> _EXERCISE DIRECTIONS_: Extract the full set of records that follows, word for word.

> _RECORD EXCERPTS_:
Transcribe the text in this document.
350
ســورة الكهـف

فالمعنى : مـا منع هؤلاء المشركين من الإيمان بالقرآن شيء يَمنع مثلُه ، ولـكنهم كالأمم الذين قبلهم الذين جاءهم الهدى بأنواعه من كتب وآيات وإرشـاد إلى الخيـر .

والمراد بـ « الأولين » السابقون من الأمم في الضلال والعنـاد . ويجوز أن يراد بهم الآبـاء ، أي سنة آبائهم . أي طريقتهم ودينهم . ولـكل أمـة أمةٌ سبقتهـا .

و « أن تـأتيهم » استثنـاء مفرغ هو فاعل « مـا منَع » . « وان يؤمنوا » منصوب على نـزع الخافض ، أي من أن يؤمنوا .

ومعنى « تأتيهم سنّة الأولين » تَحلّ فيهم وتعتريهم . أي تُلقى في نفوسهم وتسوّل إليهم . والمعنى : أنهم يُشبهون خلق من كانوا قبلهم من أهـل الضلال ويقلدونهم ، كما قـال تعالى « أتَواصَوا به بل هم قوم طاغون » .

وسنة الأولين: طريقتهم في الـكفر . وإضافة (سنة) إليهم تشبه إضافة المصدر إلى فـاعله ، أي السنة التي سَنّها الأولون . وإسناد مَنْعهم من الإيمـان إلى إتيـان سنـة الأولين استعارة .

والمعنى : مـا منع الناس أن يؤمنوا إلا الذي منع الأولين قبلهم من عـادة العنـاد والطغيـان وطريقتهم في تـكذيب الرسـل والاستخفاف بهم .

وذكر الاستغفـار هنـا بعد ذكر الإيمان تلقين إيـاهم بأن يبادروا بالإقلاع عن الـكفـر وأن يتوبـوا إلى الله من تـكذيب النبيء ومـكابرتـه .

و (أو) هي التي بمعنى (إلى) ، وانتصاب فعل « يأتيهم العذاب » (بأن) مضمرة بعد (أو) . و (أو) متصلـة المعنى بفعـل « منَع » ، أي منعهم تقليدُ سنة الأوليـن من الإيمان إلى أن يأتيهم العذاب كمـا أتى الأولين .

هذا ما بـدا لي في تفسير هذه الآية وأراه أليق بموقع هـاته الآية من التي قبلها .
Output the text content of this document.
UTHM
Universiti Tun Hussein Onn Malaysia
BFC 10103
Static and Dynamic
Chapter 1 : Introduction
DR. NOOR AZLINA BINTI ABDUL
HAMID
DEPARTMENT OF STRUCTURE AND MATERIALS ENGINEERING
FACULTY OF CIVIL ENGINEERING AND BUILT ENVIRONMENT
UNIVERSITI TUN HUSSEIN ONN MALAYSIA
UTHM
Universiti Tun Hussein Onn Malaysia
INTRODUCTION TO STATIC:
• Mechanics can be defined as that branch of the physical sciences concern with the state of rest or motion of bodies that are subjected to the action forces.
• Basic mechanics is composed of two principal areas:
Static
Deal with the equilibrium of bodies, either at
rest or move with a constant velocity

> _WRITTEN ANSWER_:
Transcribe the text in this document.
350
ســورة الكهـف

فالمعنى : مـا منع هؤلاء المشركين من الإيمان بالقرآن شيء يَمنع مثلُه ، ولـكنهم كالأمم الذين قبلهم الذين جاءهم الهدى بأنواعه من كتب وآيات وإرشـاد إلى الخيـر .

والمراد بـ « الأولين » السابقون من الأمم في الضلال والعنـاد . ويجوز أن يراد بهم الآبـاء ، أي سنة آبائهم . أي طريقتهم ودينهم . ولـكل أمـة أمةٌ سبقتهـا .

و « أن تـأتيهم » استثنـاء مفرغ هو فاعل « مـا منَع » . « وان يؤمنوا » منصوب على نـزع الخافض ، أي من أن يؤمنوا .

ومعنى « تأتيهم سنّة الأولين » تَحلّ فيهم وتعتريهم . أي تُلقى في نفوسهم وتسوّل إليهم . والمعنى : أنهم يُشبهون خلق من كانوا قبلهم من أهـل الضلال ويقلدونهم ، كما قـال تعالى « أتَواصَوا به بل هم قوم طاغون » .

وسنة الأولين: طريقتهم في الـكفر . وإضافة (سنة) إليهم تشبه إضافة المصدر إلى فـاعله ، أي السنة التي سَنّها الأولون . وإسناد مَنْعهم من الإيمـان إلى إتيـان سنـة الأولين استعارة .

والمعنى : مـا منع الناس أن يؤمنوا إلا الذي منع الأولين قبلهم من عـادة العنـاد والطغيـان وطريقتهم في تـكذيب الرسـل والاستخفاف بهم .

وذكر الاستغفـار هنـا بعد ذكر الإيمان تلقين إيـاهم بأن يبادروا بالإقلاع عن الـكفـر وأن يتوبـوا إلى الله من تـكذيب النبيء ومـكابرتـه .

و (أو) هي التي بمعنى (إلى) ، وانتصاب فعل « يأتيهم العذاب » (بأن) مضمرة بعد (أو) . و (أو) متصلـة المعنى بفعـل « منَع » ، أي منعهم تقليدُ سنة الأوليـن من الإيمان إلى أن يأتيهم العذاب كمـا أتى الأولين .

هذا ما بـدا لي في تفسير هذه الآية وأراه أليق بموقع هـاته الآية من التي قبلها .
Output the text content of this document.
UTHM
Universiti Tun Hussein Onn Malaysia
BFC 10103
Static and Dynamic
Chapter 1 : Introduction
DR. NOOR AZLINA BINTI ABDUL
HAMID
DEPARTMENT OF STRUCTURE AND MATERIALS ENGINEERING
FACULTY OF CIVIL ENGINEERING AND BUILT ENVIRONMENT
UNIVERSITI TUN HUSSEIN ONN MALAYSIA
UTHM
Universiti Tun Hussein Onn Malaysia
INTRODUCTION TO STATIC:
• Mechanics can be defined as that branch of the physical sciences concern with the state of rest or motion of bodies that are subjected to the action forces.
• Basic mechanics is composed of two principal areas:
Static
Deal with the equilibrium of bodies, either at
rest or move with a constant velocity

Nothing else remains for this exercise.